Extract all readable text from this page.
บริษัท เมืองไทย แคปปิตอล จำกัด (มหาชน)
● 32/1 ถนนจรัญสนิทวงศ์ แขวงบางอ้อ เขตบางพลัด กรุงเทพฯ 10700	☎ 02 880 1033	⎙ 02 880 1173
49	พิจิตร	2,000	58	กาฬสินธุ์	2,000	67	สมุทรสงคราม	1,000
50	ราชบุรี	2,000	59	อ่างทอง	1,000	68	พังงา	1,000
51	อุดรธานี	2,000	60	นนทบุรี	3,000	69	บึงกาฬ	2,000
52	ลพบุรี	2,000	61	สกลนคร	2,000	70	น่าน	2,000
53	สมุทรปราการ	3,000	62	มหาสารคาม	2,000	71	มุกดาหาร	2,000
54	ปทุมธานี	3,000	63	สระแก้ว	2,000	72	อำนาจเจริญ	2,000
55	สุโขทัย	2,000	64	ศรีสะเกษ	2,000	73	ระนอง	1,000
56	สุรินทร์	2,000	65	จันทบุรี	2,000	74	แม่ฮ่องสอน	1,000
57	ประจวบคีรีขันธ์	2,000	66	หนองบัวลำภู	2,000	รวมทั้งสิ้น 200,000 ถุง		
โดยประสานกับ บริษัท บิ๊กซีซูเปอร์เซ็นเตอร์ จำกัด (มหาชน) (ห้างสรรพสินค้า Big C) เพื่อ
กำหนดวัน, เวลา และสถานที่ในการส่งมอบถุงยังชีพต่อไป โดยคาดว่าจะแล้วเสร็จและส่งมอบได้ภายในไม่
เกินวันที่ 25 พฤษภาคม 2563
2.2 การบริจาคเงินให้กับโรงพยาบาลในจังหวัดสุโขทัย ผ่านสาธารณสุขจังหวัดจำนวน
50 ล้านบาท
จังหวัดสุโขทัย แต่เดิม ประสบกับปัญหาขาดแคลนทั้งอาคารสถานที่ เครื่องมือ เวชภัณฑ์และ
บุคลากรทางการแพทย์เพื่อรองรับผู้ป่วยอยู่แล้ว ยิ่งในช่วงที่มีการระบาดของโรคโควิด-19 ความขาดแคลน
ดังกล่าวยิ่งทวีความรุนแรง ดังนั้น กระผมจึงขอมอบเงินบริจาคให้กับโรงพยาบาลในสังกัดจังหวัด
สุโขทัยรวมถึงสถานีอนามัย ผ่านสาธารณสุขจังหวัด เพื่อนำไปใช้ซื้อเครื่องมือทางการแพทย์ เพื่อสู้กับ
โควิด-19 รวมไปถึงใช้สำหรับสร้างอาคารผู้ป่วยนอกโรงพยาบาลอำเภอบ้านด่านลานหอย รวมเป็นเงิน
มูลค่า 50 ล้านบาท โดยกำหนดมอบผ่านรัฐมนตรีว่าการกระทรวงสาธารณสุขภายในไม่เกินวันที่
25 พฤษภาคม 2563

Given exercise
Give the records above again, word for word.

Task solution
Extract all readable text from this page.
บริษัท เมืองไทย แคปปิตอล จำกัด (มหาชน)
● 32/1 ถนนจรัญสนิทวงศ์ แขวงบางอ้อ เขตบางพลัด กรุงเทพฯ 10700	☎ 02 880 1033	⎙ 02 880 1173
49	พิจิตร	2,000	58	กาฬสินธุ์	2,000	67	สมุทรสงคราม	1,000
50	ราชบุรี	2,000	59	อ่างทอง	1,000	68	พังงา	1,000
51	อุดรธานี	2,000	60	นนทบุรี	3,000	69	บึงกาฬ	2,000
52	ลพบุรี	2,000	61	สกลนคร	2,000	70	น่าน	2,000
53	สมุทรปราการ	3,000	62	มหาสารคาม	2,000	71	มุกดาหาร	2,000
54	ปทุมธานี	3,000	63	สระแก้ว	2,000	72	อำนาจเจริญ	2,000
55	สุโขทัย	2,000	64	ศรีสะเกษ	2,000	73	ระนอง	1,000
56	สุรินทร์	2,000	65	จันทบุรี	2,000	74	แม่ฮ่องสอน	1,000
57	ประจวบคีรีขันธ์	2,000	66	หนองบัวลำภู	2,000	รวมทั้งสิ้น 200,000 ถุง		
โดยประสานกับ บริษัท บิ๊กซีซูเปอร์เซ็นเตอร์ จำกัด (มหาชน) (ห้างสรรพสินค้า Big C) เพื่อ
กำหนดวัน, เวลา และสถานที่ในการส่งมอบถุงยังชีพต่อไป โดยคาดว่าจะแล้วเสร็จและส่งมอบได้ภายในไม่
เกินวันที่ 25 พฤษภาคม 2563
2.2 การบริจาคเงินให้กับโรงพยาบาลในจังหวัดสุโขทัย ผ่านสาธารณสุขจังหวัดจำนวน
50 ล้านบาท
จังหวัดสุโขทัย แต่เดิม ประสบกับปัญหาขาดแคลนทั้งอาคารสถานที่ เครื่องมือ เวชภัณฑ์และ
บุคลากรทางการแพทย์เพื่อรองรับผู้ป่วยอยู่แล้ว ยิ่งในช่วงที่มีการระบาดของโรคโควิด-19 ความขาดแคลน
ดังกล่าวยิ่งทวีความรุนแรง ดังนั้น กระผมจึงขอมอบเงินบริจาคให้กับโรงพยาบาลในสังกัดจังหวัด
สุโขทัยรวมถึงสถานีอนามัย ผ่านสาธารณสุขจังหวัด เพื่อนำไปใช้ซื้อเครื่องมือทางการแพทย์ เพื่อสู้กับ
โควิด-19 รวมไปถึงใช้สำหรับสร้างอาคารผู้ป่วยนอกโรงพยาบาลอำเภอบ้านด่านลานหอย รวมเป็นเงิน
มูลค่า 50 ล้านบาท โดยกำหนดมอบผ่านรัฐมนตรีว่าการกระทรวงสาธารณสุขภายในไม่เกินวันที่
25 พฤษภาคม 2563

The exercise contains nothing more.